» **Text passage**:
Could a brothel be on your block?
Celine* was in her mid-twenties when she first entered the sex industry.
An ongoing struggle with mental illness meant that she felt unable to commit to a standard nine-to-five job, but sex work's flexible nature appealed to her need for money and her want to work.
"I started working in a state where sex work is still criminal," she told me, over email.
"I was lucky and unlucky in that the police generally turned a blind eye [to sex work] at the time.
"Criminalisation didn't stop people from working in the industry or seeking out adult services, there were brothels operating and there was plenty of work."
Despite the amount of work readily available, working in a state where sex work wasn't legal - Western Australia - meant that Celine's co-workers were never quick to forget that when they went in to work in the morning, they were breaking the law.
"[Other] workers were very cagey in speaking about what services they provided and how they provided them, even when they got to know you. I had a few significant helping hands, and snippets of 'how-to' information I picked up from various workers, but mostly I developed my practises through trial and error.
"I put myself in dangerous circumstances without knowing any better at the time," she admits. "The clients themselves were also more cagey, which made them more dangerous. They were seeking a service which was taboo and for some people shameful in itself, but it was also criminal."
Many sex workers will agree that working in places where sex work is against the law means that it can be harder to connect to other workers, to ask advice and develop supportive peer groups.
Likewise, the illegality of the industry can affect the behaviour of clients: some can be more likely to behave aggressively knowing that the worker they see may be reluctant to turn to the law for help.

» **Region annotation records**:
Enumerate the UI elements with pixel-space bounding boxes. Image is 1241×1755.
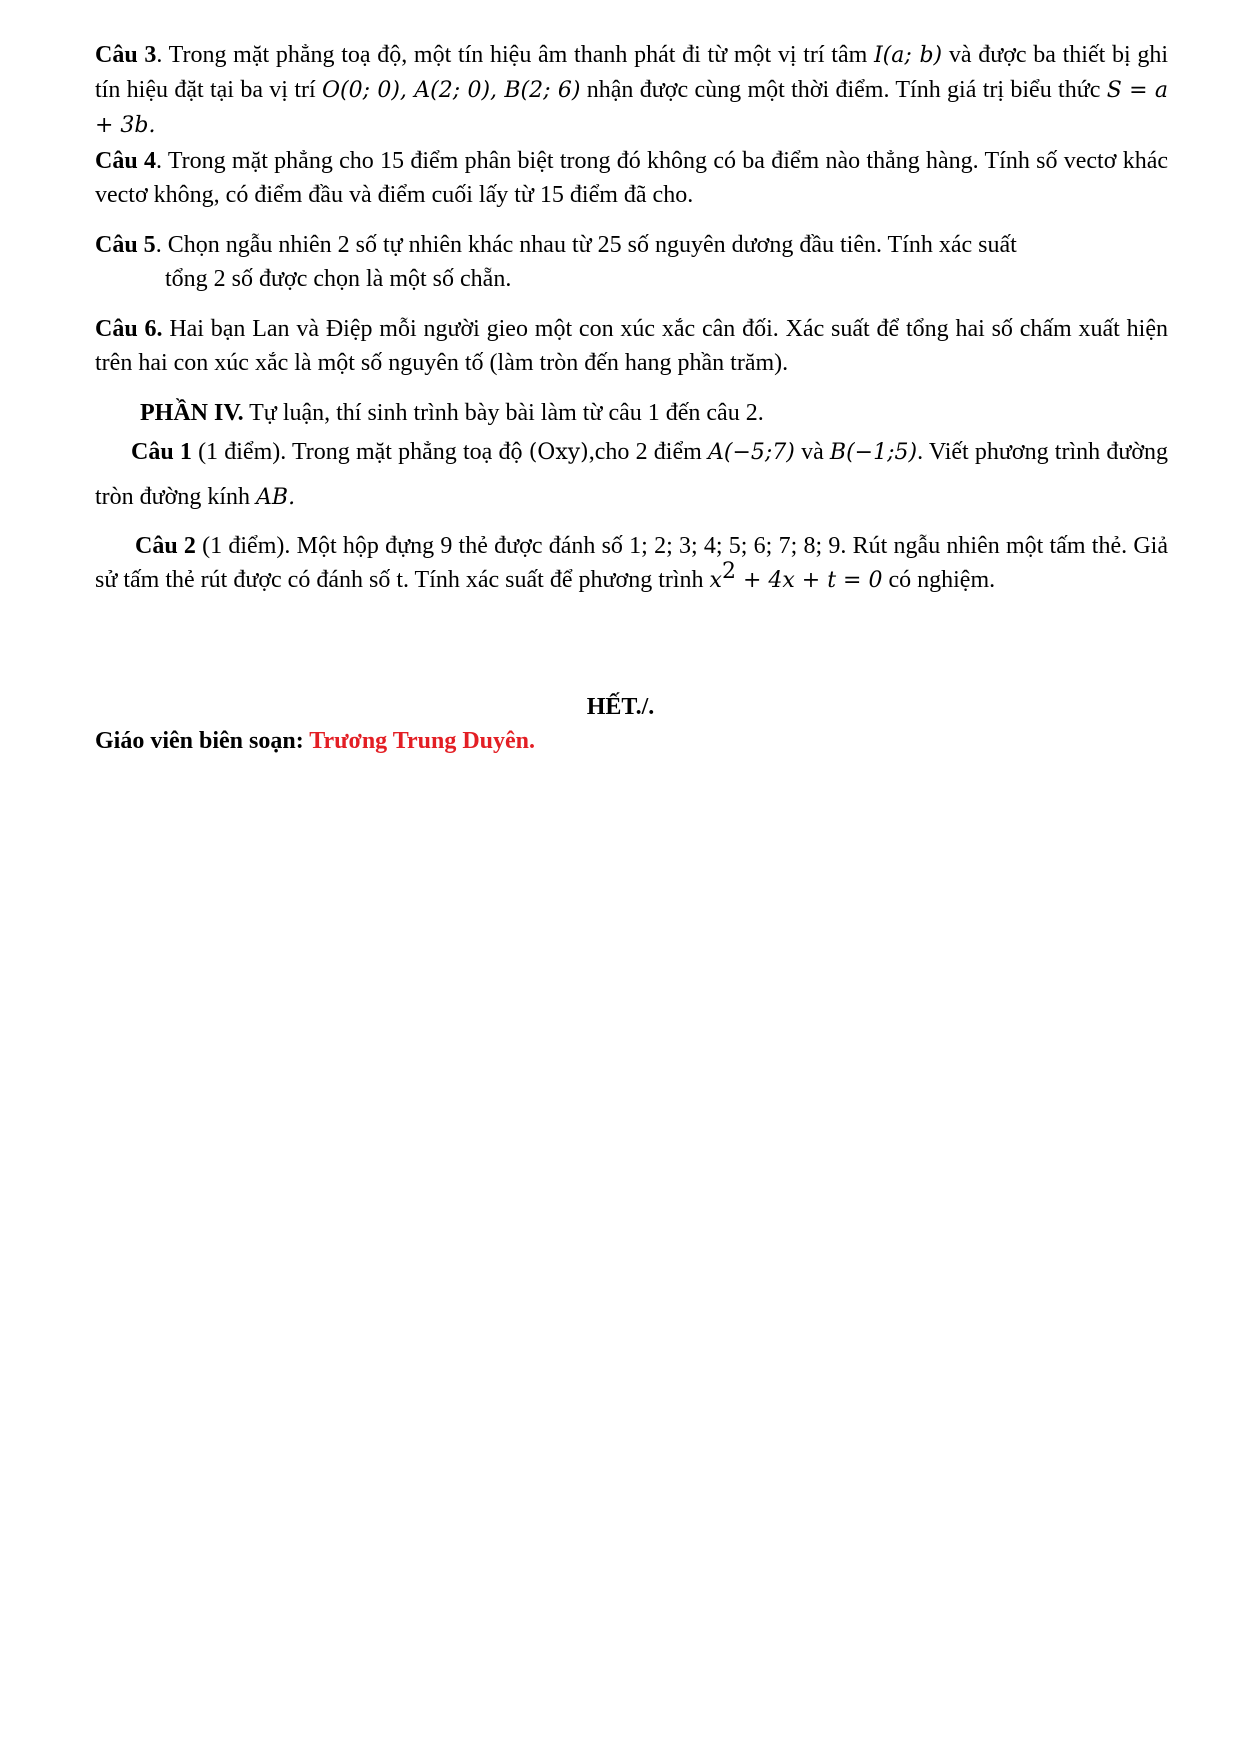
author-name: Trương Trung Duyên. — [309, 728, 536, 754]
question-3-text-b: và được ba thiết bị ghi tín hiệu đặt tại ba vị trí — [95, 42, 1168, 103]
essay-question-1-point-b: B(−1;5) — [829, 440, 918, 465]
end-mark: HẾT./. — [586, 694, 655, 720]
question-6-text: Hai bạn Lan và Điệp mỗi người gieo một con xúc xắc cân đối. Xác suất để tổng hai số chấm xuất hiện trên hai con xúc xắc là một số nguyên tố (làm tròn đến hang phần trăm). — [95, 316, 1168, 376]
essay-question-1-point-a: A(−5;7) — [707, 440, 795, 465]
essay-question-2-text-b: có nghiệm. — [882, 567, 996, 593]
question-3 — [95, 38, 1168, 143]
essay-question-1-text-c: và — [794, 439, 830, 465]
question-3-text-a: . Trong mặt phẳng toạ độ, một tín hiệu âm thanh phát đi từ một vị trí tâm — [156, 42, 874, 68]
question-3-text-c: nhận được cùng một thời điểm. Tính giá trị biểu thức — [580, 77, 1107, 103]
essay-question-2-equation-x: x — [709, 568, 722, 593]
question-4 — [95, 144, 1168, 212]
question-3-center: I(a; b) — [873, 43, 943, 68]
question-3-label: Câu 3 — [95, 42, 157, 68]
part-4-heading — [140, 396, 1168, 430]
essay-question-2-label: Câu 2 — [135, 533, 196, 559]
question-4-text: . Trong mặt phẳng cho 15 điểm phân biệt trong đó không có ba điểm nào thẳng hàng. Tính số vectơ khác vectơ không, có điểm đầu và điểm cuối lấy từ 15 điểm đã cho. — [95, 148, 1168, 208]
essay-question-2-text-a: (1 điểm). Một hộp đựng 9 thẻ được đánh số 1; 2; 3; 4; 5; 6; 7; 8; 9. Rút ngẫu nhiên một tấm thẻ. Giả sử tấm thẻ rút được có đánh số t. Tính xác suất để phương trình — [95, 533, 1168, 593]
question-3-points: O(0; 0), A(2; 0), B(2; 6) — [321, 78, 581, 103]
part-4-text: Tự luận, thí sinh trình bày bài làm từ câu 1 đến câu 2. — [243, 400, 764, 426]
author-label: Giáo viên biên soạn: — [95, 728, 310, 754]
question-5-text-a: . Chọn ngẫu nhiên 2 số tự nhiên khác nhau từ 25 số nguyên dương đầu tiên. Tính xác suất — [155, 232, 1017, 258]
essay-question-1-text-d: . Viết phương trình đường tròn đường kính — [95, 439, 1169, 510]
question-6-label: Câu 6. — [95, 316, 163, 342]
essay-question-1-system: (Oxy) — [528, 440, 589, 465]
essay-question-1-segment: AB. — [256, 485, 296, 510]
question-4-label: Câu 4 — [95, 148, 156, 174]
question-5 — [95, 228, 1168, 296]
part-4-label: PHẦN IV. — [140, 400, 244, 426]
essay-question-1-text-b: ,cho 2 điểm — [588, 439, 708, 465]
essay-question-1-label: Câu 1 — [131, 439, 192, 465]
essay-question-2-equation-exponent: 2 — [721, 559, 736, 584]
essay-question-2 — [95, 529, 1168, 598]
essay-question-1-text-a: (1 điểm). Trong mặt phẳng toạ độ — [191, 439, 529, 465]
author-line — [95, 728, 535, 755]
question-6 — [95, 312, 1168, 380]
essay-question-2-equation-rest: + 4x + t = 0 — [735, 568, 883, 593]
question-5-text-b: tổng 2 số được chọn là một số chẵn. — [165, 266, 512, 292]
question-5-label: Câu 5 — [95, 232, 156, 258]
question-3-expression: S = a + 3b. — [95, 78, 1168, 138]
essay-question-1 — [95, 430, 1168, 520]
---
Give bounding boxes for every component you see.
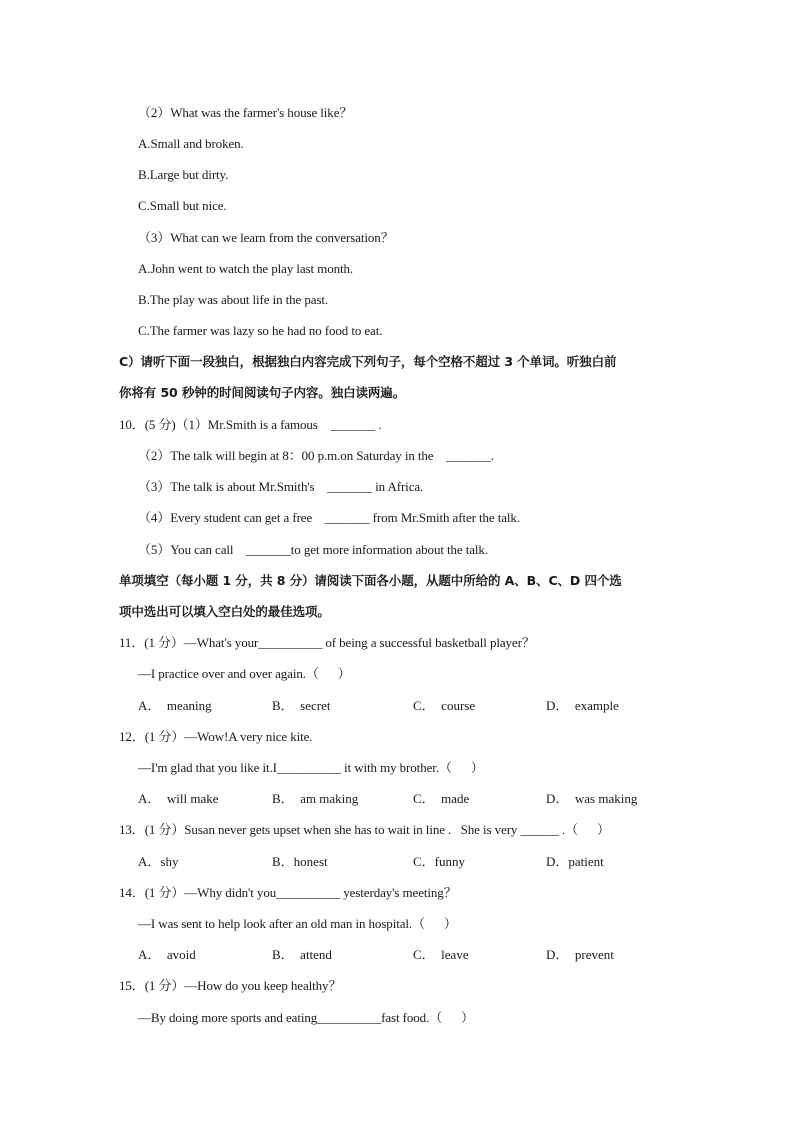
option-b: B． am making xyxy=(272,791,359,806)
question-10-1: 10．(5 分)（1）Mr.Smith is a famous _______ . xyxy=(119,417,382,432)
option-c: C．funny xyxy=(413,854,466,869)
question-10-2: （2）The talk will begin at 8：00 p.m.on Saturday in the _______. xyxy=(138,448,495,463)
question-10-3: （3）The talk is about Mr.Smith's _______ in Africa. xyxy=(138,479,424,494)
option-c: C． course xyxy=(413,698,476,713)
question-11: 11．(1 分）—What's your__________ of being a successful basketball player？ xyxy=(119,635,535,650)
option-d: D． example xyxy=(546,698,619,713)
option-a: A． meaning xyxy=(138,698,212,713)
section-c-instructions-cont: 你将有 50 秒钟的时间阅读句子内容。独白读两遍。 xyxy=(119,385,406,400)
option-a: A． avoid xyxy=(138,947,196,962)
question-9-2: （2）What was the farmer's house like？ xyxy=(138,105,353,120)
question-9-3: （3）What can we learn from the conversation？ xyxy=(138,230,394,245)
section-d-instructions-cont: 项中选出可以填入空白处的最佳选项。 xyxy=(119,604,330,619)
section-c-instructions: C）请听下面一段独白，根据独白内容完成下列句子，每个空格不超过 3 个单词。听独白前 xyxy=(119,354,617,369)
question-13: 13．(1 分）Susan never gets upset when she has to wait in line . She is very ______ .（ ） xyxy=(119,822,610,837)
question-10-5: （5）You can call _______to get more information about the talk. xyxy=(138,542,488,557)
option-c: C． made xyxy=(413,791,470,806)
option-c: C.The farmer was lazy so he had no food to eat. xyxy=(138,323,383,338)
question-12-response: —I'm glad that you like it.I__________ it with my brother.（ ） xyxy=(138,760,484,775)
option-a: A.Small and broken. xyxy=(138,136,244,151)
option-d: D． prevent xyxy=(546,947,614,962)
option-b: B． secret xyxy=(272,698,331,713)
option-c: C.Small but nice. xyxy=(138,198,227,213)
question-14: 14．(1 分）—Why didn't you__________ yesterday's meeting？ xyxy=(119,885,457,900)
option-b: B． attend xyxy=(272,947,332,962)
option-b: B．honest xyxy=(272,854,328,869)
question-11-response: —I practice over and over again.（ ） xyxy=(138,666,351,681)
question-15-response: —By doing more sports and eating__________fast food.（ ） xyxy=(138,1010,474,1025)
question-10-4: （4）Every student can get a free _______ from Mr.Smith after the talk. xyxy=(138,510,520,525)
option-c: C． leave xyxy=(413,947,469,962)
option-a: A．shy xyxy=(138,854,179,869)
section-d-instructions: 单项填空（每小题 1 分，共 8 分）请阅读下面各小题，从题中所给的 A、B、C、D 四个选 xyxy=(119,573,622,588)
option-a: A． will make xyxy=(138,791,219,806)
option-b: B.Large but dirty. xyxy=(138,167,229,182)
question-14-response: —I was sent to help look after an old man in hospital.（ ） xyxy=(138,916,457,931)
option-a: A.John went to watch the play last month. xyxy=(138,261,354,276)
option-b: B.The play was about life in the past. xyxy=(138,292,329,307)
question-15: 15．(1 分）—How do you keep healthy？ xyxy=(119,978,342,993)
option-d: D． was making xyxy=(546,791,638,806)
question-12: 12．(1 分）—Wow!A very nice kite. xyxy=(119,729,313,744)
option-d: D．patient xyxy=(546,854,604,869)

» **Exercise brief**: According to the text about sex work, why were the clients Celine met in Western Australia more dangerous?

» **Correct answer**: Celine says the clients were more cagey, and that made them more dangerous. They were seeking a service that was taboo and, for some people, shameful, and it was also criminal.